* [DATA ROWS]:
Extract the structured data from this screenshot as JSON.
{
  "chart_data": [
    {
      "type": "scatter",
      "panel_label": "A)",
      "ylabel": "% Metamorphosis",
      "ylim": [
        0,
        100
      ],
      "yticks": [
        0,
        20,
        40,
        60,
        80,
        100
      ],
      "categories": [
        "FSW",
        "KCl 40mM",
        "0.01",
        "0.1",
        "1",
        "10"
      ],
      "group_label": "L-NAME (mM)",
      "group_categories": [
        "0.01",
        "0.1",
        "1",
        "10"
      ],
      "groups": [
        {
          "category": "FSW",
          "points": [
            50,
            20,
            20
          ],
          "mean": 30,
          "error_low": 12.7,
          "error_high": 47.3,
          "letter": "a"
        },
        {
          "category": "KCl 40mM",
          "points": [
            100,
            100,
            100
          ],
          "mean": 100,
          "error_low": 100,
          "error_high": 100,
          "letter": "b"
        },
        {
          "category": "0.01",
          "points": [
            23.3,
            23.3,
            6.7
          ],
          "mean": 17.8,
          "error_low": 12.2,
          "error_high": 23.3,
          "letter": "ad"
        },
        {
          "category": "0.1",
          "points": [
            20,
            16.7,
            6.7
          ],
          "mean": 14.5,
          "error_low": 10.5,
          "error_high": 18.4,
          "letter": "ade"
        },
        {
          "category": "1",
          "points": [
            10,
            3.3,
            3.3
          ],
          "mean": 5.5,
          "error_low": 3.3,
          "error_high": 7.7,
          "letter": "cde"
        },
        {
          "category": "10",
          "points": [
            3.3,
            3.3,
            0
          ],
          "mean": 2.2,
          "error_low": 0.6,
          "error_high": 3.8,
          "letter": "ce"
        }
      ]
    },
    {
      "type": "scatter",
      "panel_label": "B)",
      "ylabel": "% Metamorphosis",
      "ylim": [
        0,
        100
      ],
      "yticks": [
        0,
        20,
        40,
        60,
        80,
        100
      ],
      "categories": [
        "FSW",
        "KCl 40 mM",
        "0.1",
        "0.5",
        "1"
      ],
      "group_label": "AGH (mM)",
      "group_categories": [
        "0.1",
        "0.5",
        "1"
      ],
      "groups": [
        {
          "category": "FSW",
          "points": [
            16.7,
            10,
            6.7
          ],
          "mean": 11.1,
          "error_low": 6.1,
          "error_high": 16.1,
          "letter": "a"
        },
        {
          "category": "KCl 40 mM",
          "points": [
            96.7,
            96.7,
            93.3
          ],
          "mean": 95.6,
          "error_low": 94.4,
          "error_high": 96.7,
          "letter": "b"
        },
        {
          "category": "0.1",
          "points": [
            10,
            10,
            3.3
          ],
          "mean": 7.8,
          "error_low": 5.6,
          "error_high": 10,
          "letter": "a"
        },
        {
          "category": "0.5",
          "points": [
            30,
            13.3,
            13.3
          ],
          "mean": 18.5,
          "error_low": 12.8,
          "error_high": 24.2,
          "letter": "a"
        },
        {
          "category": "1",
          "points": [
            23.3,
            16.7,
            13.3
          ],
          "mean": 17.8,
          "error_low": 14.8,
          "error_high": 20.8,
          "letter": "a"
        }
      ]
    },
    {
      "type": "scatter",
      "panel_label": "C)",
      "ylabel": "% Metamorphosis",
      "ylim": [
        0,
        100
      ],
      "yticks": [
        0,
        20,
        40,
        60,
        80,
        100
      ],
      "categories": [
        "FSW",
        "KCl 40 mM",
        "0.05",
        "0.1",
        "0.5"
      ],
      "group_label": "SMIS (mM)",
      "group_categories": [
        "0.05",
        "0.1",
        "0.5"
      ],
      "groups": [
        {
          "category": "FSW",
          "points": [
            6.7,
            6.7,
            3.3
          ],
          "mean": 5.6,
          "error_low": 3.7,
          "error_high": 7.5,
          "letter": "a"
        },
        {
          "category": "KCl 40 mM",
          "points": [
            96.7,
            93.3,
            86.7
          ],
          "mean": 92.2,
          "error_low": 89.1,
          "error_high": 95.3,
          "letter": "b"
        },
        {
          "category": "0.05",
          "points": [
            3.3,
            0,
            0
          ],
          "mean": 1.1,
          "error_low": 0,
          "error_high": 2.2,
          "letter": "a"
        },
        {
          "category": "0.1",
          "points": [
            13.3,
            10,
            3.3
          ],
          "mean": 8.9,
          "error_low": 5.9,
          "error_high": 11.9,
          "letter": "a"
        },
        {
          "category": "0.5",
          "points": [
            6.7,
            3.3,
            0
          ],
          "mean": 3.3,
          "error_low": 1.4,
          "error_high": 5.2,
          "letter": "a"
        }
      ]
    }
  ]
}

* [WHAT YOU HAVE TO DO]: Output the data above exactly, please, line for line.

* [RESULT OF THE TASK]:
Extract the structured data from this screenshot as JSON.
{
  "chart_data": [
    {
      "type": "scatter",
      "panel_label": "A)",
      "ylabel": "% Metamorphosis",
      "ylim": [
        0,
        100
      ],
      "yticks": [
        0,
        20,
        40,
        60,
        80,
        100
      ],
      "categories": [
        "FSW",
        "KCl 40mM",
        "0.01",
        "0.1",
        "1",
        "10"
      ],
      "group_label": "L-NAME (mM)",
      "group_categories": [
        "0.01",
        "0.1",
        "1",
        "10"
      ],
      "groups": [
        {
          "category": "FSW",
          "points": [
            50,
            20,
            20
          ],
          "mean": 30,
          "error_low": 12.7,
          "error_high": 47.3,
          "letter": "a"
        },
        {
          "category": "KCl 40mM",
          "points": [
            100,
            100,
            100
          ],
          "mean": 100,
          "error_low": 100,
          "error_high": 100,
          "letter": "b"
        },
        {
          "category": "0.01",
          "points": [
            23.3,
            23.3,
            6.7
          ],
          "mean": 17.8,
          "error_low": 12.2,
          "error_high": 23.3,
          "letter": "ad"
        },
        {
          "category": "0.1",
          "points": [
            20,
            16.7,
            6.7
          ],
          "mean": 14.5,
          "error_low": 10.5,
          "error_high": 18.4,
          "letter": "ade"
        },
        {
          "category": "1",
          "points": [
            10,
            3.3,
            3.3
          ],
          "mean": 5.5,
          "error_low": 3.3,
          "error_high": 7.7,
          "letter": "cde"
        },
        {
          "category": "10",
          "points": [
            3.3,
            3.3,
            0
          ],
          "mean": 2.2,
          "error_low": 0.6,
          "error_high": 3.8,
          "letter": "ce"
        }
      ]
    },
    {
      "type": "scatter",
      "panel_label": "B)",
      "ylabel": "% Metamorphosis",
      "ylim": [
        0,
        100
      ],
      "yticks": [
        0,
        20,
        40,
        60,
        80,
        100
      ],
      "categories": [
        "FSW",
        "KCl 40 mM",
        "0.1",
        "0.5",
        "1"
      ],
      "group_label": "AGH (mM)",
      "group_categories": [
        "0.1",
        "0.5",
        "1"
      ],
      "groups": [
        {
          "category": "FSW",
          "points": [
            16.7,
            10,
            6.7
          ],
          "mean": 11.1,
          "error_low": 6.1,
          "error_high": 16.1,
          "letter": "a"
        },
        {
          "category": "KCl 40 mM",
          "points": [
            96.7,
            96.7,
            93.3
          ],
          "mean": 95.6,
          "error_low": 94.4,
          "error_high": 96.7,
          "letter": "b"
        },
        {
          "category": "0.1",
          "points": [
            10,
            10,
            3.3
          ],
          "mean": 7.8,
          "error_low": 5.6,
          "error_high": 10,
          "letter": "a"
        },
        {
          "category": "0.5",
          "points": [
            30,
            13.3,
            13.3
          ],
          "mean": 18.5,
          "error_low": 12.8,
          "error_high": 24.2,
          "letter": "a"
        },
        {
          "category": "1",
          "points": [
            23.3,
            16.7,
            13.3
          ],
          "mean": 17.8,
          "error_low": 14.8,
          "error_high": 20.8,
          "letter": "a"
        }
      ]
    },
    {
      "type": "scatter",
      "panel_label": "C)",
      "ylabel": "% Metamorphosis",
      "ylim": [
        0,
        100
      ],
      "yticks": [
        0,
        20,
        40,
        60,
        80,
        100
      ],
      "categories": [
        "FSW",
        "KCl 40 mM",
        "0.05",
        "0.1",
        "0.5"
      ],
      "group_label": "SMIS (mM)",
      "group_categories": [
        "0.05",
        "0.1",
        "0.5"
      ],
      "groups": [
        {
          "category": "FSW",
          "points": [
            6.7,
            6.7,
            3.3
          ],
          "mean": 5.6,
          "error_low": 3.7,
          "error_high": 7.5,
          "letter": "a"
        },
        {
          "category": "KCl 40 mM",
          "points": [
            96.7,
            93.3,
            86.7
          ],
          "mean": 92.2,
          "error_low": 89.1,
          "error_high": 95.3,
          "letter": "b"
        },
        {
          "category": "0.05",
          "points": [
            3.3,
            0,
            0
          ],
          "mean": 1.1,
          "error_low": 0,
          "error_high": 2.2,
          "letter": "a"
        },
        {
          "category": "0.1",
          "points": [
            13.3,
            10,
            3.3
          ],
          "mean": 8.9,
          "error_low": 5.9,
          "error_high": 11.9,
          "letter": "a"
        },
        {
          "category": "0.5",
          "points": [
            6.7,
            3.3,
            0
          ],
          "mean": 3.3,
          "error_low": 1.4,
          "error_high": 5.2,
          "letter": "a"
        }
      ]
    }
  ]
}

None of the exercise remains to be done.